__What the task asks__. From the entries below, copy out every line with "name" in it.

--- BEGIN ---

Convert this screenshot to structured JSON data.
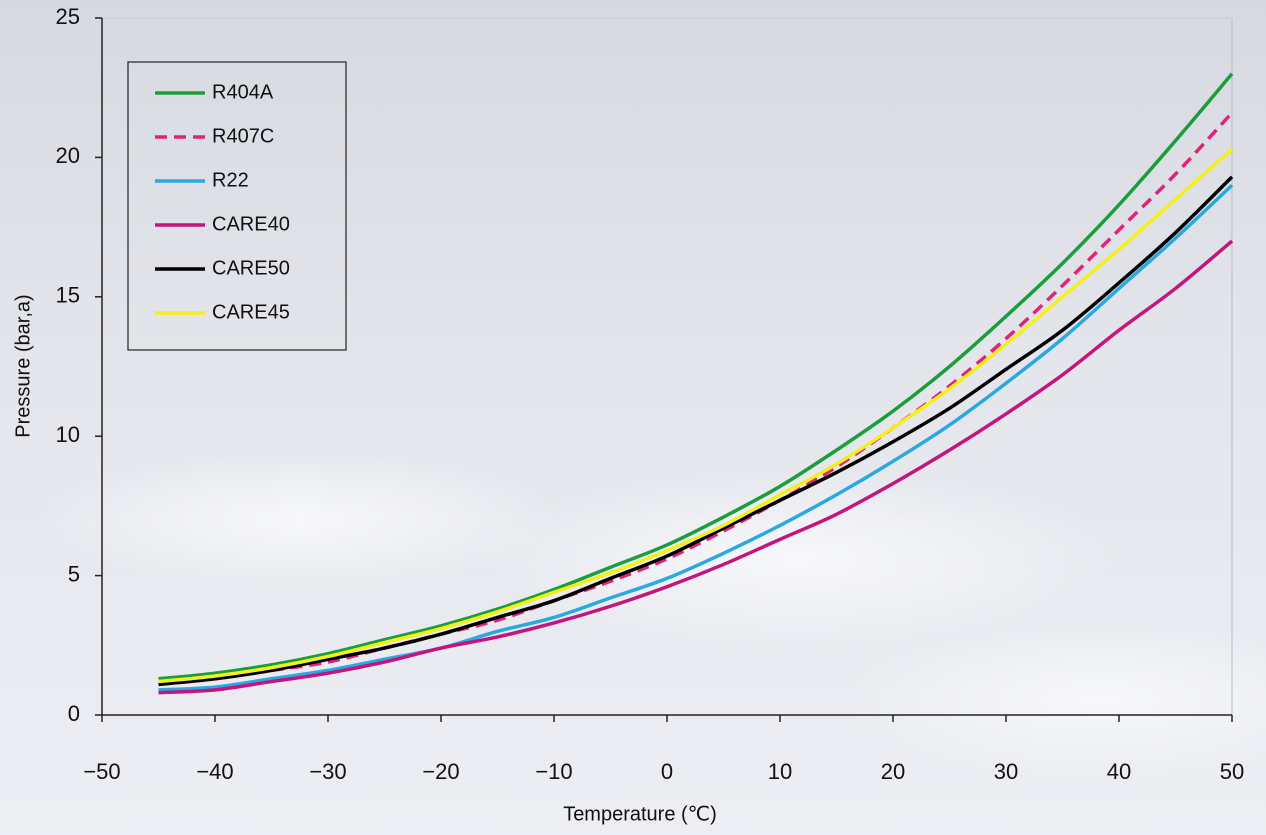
{
  "chart_data": {
    "type": "line",
    "x_label": "Temperature (℃)",
    "y_label": "Pressure (bar,a)",
    "x": [
      -45,
      -40,
      -35,
      -30,
      -25,
      -20,
      -15,
      -10,
      -5,
      0,
      5,
      10,
      15,
      20,
      25,
      30,
      35,
      40,
      45,
      50
    ],
    "series": [
      {
        "name": "R404A",
        "color": "#1a9e3c",
        "values": [
          1.3,
          1.5,
          1.8,
          2.2,
          2.7,
          3.2,
          3.8,
          4.5,
          5.3,
          6.1,
          7.1,
          8.2,
          9.5,
          10.9,
          12.5,
          14.3,
          16.2,
          18.3,
          20.6,
          23.0
        ]
      },
      {
        "name": "R407C",
        "color": "#e0237a",
        "line_style": "dashed",
        "values": [
          1.1,
          1.3,
          1.6,
          1.9,
          2.4,
          2.9,
          3.4,
          4.1,
          4.8,
          5.6,
          6.6,
          7.7,
          8.9,
          10.3,
          11.8,
          13.5,
          15.4,
          17.4,
          19.4,
          21.6
        ]
      },
      {
        "name": "R22",
        "color": "#2aa8e0",
        "values": [
          0.9,
          1.0,
          1.3,
          1.6,
          2.0,
          2.4,
          3.0,
          3.5,
          4.2,
          4.9,
          5.8,
          6.8,
          7.9,
          9.1,
          10.4,
          11.9,
          13.5,
          15.3,
          17.1,
          19.0
        ]
      },
      {
        "name": "CARE40",
        "color": "#c4147e",
        "values": [
          0.8,
          0.9,
          1.2,
          1.5,
          1.9,
          2.4,
          2.8,
          3.3,
          3.9,
          4.6,
          5.4,
          6.3,
          7.2,
          8.3,
          9.5,
          10.8,
          12.2,
          13.8,
          15.3,
          17.0
        ]
      },
      {
        "name": "CARE50",
        "color": "#000000",
        "values": [
          1.1,
          1.3,
          1.6,
          2.0,
          2.4,
          2.9,
          3.5,
          4.1,
          4.9,
          5.7,
          6.7,
          7.7,
          8.7,
          9.8,
          11.0,
          12.4,
          13.8,
          15.5,
          17.3,
          19.3
        ]
      },
      {
        "name": "CARE45",
        "color": "#f5ef1a",
        "values": [
          1.2,
          1.4,
          1.7,
          2.1,
          2.6,
          3.1,
          3.7,
          4.4,
          5.1,
          5.9,
          6.8,
          7.9,
          9.0,
          10.3,
          11.7,
          13.3,
          15.0,
          16.7,
          18.5,
          20.3
        ]
      }
    ],
    "xlim": [
      -50,
      50
    ],
    "xticks": [
      {
        "value": -50,
        "label": "−50"
      },
      {
        "value": -40,
        "label": "−40"
      },
      {
        "value": -30,
        "label": "−30"
      },
      {
        "value": -20,
        "label": "−20"
      },
      {
        "value": -10,
        "label": "−10"
      },
      0,
      10,
      20,
      30,
      40,
      50
    ],
    "ylim": [
      0,
      25
    ],
    "yticks": [
      0,
      5,
      10,
      15,
      20,
      25
    ],
    "legend": "upper-left"
  }
}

--- END ---

__Written response__.
        "name": "R404A",
        "name": "R407C",
        "name": "R22",
        "name": "CARE40",
        "name": "CARE50",
        "name": "CARE45",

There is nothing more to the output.